Look through the material below. Copy every line with the string "name" in it.

[Begin EXERCISE MATERIAL]

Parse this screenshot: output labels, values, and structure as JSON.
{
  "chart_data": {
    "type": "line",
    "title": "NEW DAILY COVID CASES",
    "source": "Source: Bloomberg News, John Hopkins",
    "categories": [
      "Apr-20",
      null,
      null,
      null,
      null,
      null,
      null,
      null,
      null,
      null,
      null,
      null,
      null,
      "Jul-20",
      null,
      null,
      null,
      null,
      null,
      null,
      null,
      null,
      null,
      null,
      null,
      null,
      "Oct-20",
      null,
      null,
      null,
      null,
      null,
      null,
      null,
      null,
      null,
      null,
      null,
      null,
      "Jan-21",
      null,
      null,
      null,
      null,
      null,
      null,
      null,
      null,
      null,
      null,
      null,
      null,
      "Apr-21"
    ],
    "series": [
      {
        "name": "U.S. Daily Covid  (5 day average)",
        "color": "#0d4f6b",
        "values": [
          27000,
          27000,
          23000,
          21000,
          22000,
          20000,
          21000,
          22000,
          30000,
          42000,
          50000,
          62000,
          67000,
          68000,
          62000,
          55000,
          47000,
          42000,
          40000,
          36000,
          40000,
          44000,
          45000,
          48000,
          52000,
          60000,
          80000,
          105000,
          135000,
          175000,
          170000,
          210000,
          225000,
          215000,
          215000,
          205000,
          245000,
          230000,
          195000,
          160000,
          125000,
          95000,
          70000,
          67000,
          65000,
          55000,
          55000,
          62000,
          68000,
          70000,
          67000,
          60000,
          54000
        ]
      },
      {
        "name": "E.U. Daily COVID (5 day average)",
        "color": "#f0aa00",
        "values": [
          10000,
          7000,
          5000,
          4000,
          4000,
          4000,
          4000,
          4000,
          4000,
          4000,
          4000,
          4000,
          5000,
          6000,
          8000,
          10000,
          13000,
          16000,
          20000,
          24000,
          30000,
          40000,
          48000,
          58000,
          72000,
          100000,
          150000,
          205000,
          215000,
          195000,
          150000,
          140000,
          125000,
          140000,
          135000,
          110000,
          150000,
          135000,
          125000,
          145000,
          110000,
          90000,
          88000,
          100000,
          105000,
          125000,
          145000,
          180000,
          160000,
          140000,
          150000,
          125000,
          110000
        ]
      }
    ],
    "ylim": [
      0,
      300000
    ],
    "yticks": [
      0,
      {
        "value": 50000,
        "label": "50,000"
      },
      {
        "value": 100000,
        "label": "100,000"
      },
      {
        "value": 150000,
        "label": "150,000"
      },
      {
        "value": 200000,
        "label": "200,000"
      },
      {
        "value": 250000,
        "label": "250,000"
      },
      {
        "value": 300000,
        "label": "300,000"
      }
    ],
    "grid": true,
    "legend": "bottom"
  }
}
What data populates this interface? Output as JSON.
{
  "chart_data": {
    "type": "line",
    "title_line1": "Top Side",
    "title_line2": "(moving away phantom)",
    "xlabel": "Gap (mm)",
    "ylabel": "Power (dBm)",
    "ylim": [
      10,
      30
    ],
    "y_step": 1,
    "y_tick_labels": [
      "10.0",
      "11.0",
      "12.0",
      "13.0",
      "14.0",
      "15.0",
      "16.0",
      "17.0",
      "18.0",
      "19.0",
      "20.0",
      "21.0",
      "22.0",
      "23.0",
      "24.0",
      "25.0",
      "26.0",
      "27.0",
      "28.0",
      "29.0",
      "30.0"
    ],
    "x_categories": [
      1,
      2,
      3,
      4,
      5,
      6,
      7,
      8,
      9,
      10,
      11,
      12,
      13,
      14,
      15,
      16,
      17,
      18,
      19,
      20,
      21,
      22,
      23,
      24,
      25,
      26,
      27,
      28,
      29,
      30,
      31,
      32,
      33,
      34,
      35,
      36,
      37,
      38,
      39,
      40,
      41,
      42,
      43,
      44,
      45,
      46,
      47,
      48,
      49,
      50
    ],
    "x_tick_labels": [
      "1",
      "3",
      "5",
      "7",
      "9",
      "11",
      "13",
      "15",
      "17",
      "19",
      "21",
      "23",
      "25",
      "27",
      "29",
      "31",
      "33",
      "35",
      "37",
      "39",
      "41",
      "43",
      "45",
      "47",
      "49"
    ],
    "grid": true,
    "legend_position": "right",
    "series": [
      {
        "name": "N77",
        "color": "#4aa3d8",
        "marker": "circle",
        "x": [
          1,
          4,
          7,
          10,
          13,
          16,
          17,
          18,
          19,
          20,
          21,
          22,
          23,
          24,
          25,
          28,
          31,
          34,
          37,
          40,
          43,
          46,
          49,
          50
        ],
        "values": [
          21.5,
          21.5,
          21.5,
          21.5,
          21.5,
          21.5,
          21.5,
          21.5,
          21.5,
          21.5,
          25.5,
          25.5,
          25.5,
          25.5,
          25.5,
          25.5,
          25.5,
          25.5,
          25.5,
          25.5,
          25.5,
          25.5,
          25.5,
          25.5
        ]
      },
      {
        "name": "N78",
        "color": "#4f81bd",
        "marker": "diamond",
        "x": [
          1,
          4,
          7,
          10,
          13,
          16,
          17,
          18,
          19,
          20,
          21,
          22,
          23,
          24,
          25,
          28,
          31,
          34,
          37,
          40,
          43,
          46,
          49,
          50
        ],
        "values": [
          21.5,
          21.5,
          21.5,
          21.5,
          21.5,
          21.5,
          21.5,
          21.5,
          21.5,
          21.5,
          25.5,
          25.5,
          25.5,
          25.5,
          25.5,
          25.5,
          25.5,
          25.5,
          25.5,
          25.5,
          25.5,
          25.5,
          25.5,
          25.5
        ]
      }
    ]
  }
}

[End EXERCISE MATERIAL]

SOLVED PROBLEM:
        "name": "U.S. Daily Covid  (5 day average)",
        "name": "E.U. Daily COVID (5 day average)",
        "name": "N77",
        "name": "N78",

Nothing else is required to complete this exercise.